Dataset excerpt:
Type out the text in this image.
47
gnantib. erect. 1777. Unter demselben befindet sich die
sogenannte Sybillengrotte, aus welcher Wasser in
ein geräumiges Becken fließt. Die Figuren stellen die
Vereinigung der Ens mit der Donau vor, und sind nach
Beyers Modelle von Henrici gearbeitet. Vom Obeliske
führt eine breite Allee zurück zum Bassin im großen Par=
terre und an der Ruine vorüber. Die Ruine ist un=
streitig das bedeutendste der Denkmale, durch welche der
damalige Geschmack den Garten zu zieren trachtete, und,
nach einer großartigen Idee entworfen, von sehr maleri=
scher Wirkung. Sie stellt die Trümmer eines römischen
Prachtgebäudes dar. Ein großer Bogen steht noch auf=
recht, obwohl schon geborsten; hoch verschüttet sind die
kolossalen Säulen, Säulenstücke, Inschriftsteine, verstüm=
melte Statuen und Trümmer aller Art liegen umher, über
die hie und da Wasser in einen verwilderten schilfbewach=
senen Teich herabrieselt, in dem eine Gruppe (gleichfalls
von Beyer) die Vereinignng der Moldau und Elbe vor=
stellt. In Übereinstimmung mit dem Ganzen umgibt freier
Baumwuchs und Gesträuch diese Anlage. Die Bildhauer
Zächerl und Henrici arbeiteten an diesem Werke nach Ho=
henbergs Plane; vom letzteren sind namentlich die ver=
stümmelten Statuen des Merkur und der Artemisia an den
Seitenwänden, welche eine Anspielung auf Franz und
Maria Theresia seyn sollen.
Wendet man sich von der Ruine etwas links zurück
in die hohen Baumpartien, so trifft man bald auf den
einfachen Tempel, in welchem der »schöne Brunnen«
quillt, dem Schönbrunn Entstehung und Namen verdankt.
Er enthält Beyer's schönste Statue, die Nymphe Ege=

Task to carry out:
The records above must be repeated exactly, every one of them.

Finished task:
Type out the text in this image.
47
gnantib. erect. 1777. Unter demselben befindet sich die
sogenannte Sybillengrotte, aus welcher Wasser in
ein geräumiges Becken fließt. Die Figuren stellen die
Vereinigung der Ens mit der Donau vor, und sind nach
Beyers Modelle von Henrici gearbeitet. Vom Obeliske
führt eine breite Allee zurück zum Bassin im großen Par=
terre und an der Ruine vorüber. Die Ruine ist un=
streitig das bedeutendste der Denkmale, durch welche der
damalige Geschmack den Garten zu zieren trachtete, und,
nach einer großartigen Idee entworfen, von sehr maleri=
scher Wirkung. Sie stellt die Trümmer eines römischen
Prachtgebäudes dar. Ein großer Bogen steht noch auf=
recht, obwohl schon geborsten; hoch verschüttet sind die
kolossalen Säulen, Säulenstücke, Inschriftsteine, verstüm=
melte Statuen und Trümmer aller Art liegen umher, über
die hie und da Wasser in einen verwilderten schilfbewach=
senen Teich herabrieselt, in dem eine Gruppe (gleichfalls
von Beyer) die Vereinignng der Moldau und Elbe vor=
stellt. In Übereinstimmung mit dem Ganzen umgibt freier
Baumwuchs und Gesträuch diese Anlage. Die Bildhauer
Zächerl und Henrici arbeiteten an diesem Werke nach Ho=
henbergs Plane; vom letzteren sind namentlich die ver=
stümmelten Statuen des Merkur und der Artemisia an den
Seitenwänden, welche eine Anspielung auf Franz und
Maria Theresia seyn sollen.
Wendet man sich von der Ruine etwas links zurück
in die hohen Baumpartien, so trifft man bald auf den
einfachen Tempel, in welchem der »schöne Brunnen«
quillt, dem Schönbrunn Entstehung und Namen verdankt.
Er enthält Beyer's schönste Statue, die Nymphe Ege=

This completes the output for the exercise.